◆ YOUR TASK ◆
Rewrite the data below with every instance of "data-label" renamed to "value-label", leaving everything else unchanged.

"""

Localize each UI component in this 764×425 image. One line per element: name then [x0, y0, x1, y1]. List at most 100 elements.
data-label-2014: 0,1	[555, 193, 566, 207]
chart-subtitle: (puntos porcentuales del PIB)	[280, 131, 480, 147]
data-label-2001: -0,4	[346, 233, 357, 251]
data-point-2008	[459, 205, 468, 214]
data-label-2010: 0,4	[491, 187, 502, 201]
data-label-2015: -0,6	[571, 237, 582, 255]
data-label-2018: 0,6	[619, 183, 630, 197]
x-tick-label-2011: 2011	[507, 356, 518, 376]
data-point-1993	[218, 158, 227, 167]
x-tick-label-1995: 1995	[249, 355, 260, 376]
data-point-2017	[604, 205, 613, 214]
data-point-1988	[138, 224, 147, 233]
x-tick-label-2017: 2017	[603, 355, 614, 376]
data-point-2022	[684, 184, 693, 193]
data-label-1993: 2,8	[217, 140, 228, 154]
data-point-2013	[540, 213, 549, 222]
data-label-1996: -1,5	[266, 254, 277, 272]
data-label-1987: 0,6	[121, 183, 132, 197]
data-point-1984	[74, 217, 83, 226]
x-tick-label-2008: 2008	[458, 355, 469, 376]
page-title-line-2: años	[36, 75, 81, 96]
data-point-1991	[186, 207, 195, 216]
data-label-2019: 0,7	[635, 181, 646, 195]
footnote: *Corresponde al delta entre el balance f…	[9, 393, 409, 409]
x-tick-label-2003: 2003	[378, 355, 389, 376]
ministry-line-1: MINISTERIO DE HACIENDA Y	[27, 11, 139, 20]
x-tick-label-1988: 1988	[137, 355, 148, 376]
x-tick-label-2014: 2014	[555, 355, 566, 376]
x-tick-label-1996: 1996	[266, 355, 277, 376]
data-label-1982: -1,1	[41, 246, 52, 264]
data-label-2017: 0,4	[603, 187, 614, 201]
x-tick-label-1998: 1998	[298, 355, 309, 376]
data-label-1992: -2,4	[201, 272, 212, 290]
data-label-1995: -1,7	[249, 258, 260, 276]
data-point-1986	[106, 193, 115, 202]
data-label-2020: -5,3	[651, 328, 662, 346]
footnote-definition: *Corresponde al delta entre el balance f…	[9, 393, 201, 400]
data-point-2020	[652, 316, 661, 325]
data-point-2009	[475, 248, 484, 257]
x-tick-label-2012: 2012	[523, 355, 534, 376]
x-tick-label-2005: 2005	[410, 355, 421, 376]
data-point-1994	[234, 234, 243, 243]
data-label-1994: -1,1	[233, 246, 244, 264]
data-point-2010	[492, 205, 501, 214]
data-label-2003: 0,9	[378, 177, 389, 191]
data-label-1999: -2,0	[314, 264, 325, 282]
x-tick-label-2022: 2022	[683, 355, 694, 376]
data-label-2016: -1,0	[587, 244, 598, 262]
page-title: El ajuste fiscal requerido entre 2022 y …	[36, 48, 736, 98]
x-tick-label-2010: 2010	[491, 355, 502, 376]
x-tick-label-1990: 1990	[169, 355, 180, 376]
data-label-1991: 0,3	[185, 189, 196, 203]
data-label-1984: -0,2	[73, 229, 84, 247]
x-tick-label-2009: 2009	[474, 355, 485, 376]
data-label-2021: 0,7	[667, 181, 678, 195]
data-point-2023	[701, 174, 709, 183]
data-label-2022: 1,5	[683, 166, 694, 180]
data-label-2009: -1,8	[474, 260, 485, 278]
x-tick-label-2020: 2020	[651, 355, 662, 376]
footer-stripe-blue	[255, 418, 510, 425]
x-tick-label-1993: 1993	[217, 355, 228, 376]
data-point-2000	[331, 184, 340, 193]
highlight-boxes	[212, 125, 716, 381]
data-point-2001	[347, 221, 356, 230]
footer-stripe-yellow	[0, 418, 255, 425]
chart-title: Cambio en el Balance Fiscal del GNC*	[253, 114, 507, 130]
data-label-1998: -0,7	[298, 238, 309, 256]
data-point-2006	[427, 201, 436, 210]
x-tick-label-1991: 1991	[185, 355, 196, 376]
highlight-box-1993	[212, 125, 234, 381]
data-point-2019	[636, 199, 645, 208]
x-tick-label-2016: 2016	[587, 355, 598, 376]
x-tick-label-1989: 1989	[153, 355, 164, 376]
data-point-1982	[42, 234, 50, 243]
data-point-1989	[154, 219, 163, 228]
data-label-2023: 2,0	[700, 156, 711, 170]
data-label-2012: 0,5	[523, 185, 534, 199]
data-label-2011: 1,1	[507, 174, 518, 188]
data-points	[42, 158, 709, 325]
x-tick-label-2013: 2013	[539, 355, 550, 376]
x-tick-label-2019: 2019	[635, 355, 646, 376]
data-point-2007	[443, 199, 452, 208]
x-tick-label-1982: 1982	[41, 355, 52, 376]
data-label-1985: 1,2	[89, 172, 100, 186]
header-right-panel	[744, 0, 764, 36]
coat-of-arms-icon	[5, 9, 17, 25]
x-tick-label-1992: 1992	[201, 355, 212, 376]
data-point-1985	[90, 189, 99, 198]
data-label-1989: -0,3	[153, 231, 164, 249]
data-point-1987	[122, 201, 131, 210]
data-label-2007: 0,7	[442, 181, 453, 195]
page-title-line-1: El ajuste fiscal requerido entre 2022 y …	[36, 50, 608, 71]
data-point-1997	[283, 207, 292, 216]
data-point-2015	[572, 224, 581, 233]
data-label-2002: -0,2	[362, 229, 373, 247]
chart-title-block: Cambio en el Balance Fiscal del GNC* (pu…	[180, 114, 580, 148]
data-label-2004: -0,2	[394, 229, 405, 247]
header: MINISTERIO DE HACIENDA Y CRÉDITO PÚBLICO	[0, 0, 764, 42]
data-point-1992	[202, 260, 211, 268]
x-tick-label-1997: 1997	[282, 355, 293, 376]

"""

◆ SOLVED EXERCISE ◆
Localize each UI component in this 764×425 image. One line per element: name then [x0, y0, x1, y1]. List at most 100 elements.
value-label-2014: 0,1	[555, 193, 566, 207]
chart-subtitle: (puntos porcentuales del PIB)	[280, 131, 480, 147]
value-label-2001: -0,4	[346, 233, 357, 251]
data-point-2008	[459, 205, 468, 214]
value-label-2010: 0,4	[491, 187, 502, 201]
value-label-2015: -0,6	[571, 237, 582, 255]
value-label-2018: 0,6	[619, 183, 630, 197]
x-tick-label-2011: 2011	[507, 356, 518, 376]
data-point-1993	[218, 158, 227, 167]
x-tick-label-1995: 1995	[249, 355, 260, 376]
data-point-2017	[604, 205, 613, 214]
data-point-1988	[138, 224, 147, 233]
x-tick-label-2017: 2017	[603, 355, 614, 376]
data-point-2022	[684, 184, 693, 193]
value-label-1993: 2,8	[217, 140, 228, 154]
data-point-2013	[540, 213, 549, 222]
value-label-1996: -1,5	[266, 254, 277, 272]
value-label-1987: 0,6	[121, 183, 132, 197]
data-point-1984	[74, 217, 83, 226]
x-tick-label-2008: 2008	[458, 355, 469, 376]
page-title-line-2: años	[36, 75, 81, 96]
data-point-1991	[186, 207, 195, 216]
value-label-2019: 0,7	[635, 181, 646, 195]
footnote: *Corresponde al delta entre el balance f…	[9, 393, 409, 409]
x-tick-label-2003: 2003	[378, 355, 389, 376]
ministry-line-1: MINISTERIO DE HACIENDA Y	[27, 11, 139, 20]
x-tick-label-1988: 1988	[137, 355, 148, 376]
x-tick-label-2014: 2014	[555, 355, 566, 376]
x-tick-label-1996: 1996	[266, 355, 277, 376]
value-label-1982: -1,1	[41, 246, 52, 264]
value-label-2017: 0,4	[603, 187, 614, 201]
x-tick-label-1998: 1998	[298, 355, 309, 376]
value-label-1992: -2,4	[201, 272, 212, 290]
value-label-1995: -1,7	[249, 258, 260, 276]
data-point-1986	[106, 193, 115, 202]
value-label-2020: -5,3	[651, 328, 662, 346]
footnote-definition: *Corresponde al delta entre el balance f…	[9, 393, 201, 400]
data-point-2020	[652, 316, 661, 325]
data-point-2009	[475, 248, 484, 257]
x-tick-label-2012: 2012	[523, 355, 534, 376]
x-tick-label-2005: 2005	[410, 355, 421, 376]
data-point-1994	[234, 234, 243, 243]
value-label-1994: -1,1	[233, 246, 244, 264]
data-point-2010	[492, 205, 501, 214]
value-label-2003: 0,9	[378, 177, 389, 191]
value-label-1999: -2,0	[314, 264, 325, 282]
x-tick-label-2022: 2022	[683, 355, 694, 376]
value-label-2016: -1,0	[587, 244, 598, 262]
page-title: El ajuste fiscal requerido entre 2022 y …	[36, 48, 736, 98]
x-tick-label-2010: 2010	[491, 355, 502, 376]
x-tick-label-1990: 1990	[169, 355, 180, 376]
value-label-1991: 0,3	[185, 189, 196, 203]
value-label-1984: -0,2	[73, 229, 84, 247]
x-tick-label-2009: 2009	[474, 355, 485, 376]
value-label-2021: 0,7	[667, 181, 678, 195]
data-point-2023	[701, 174, 709, 183]
value-label-2022: 1,5	[683, 166, 694, 180]
value-label-2009: -1,8	[474, 260, 485, 278]
x-tick-label-2020: 2020	[651, 355, 662, 376]
footer-stripe-blue	[255, 418, 510, 425]
x-tick-label-1993: 1993	[217, 355, 228, 376]
data-point-2000	[331, 184, 340, 193]
highlight-boxes	[212, 125, 716, 381]
data-point-2001	[347, 221, 356, 230]
footer-stripe-yellow	[0, 418, 255, 425]
chart-title: Cambio en el Balance Fiscal del GNC*	[253, 114, 507, 130]
value-label-1998: -0,7	[298, 238, 309, 256]
data-point-2006	[427, 201, 436, 210]
x-tick-label-1991: 1991	[185, 355, 196, 376]
highlight-box-1993	[212, 125, 234, 381]
data-point-2019	[636, 199, 645, 208]
x-tick-label-2016: 2016	[587, 355, 598, 376]
x-tick-label-1989: 1989	[153, 355, 164, 376]
data-point-1982	[42, 234, 50, 243]
data-point-1989	[154, 219, 163, 228]
value-label-2023: 2,0	[700, 156, 711, 170]
value-label-2012: 0,5	[523, 185, 534, 199]
value-label-2011: 1,1	[507, 174, 518, 188]
data-points	[42, 158, 709, 325]
x-tick-label-2013: 2013	[539, 355, 550, 376]
x-tick-label-2019: 2019	[635, 355, 646, 376]
data-point-2007	[443, 199, 452, 208]
x-tick-label-1982: 1982	[41, 355, 52, 376]
value-label-1985: 1,2	[89, 172, 100, 186]
header-right-panel	[744, 0, 764, 36]
coat-of-arms-icon	[5, 9, 17, 25]
x-tick-label-1992: 1992	[201, 355, 212, 376]
data-point-1985	[90, 189, 99, 198]
value-label-1989: -0,3	[153, 231, 164, 249]
data-point-1987	[122, 201, 131, 210]
value-label-2007: 0,7	[442, 181, 453, 195]
page-title-line-1: El ajuste fiscal requerido entre 2022 y …	[36, 50, 608, 71]
data-point-1997	[283, 207, 292, 216]
data-point-2015	[572, 224, 581, 233]
value-label-2002: -0,2	[362, 229, 373, 247]
chart-title-block: Cambio en el Balance Fiscal del GNC* (pu…	[180, 114, 580, 148]
value-label-2004: -0,2	[394, 229, 405, 247]
header: MINISTERIO DE HACIENDA Y CRÉDITO PÚBLICO	[0, 0, 764, 42]
data-point-1992	[202, 260, 211, 268]
x-tick-label-1997: 1997	[282, 355, 293, 376]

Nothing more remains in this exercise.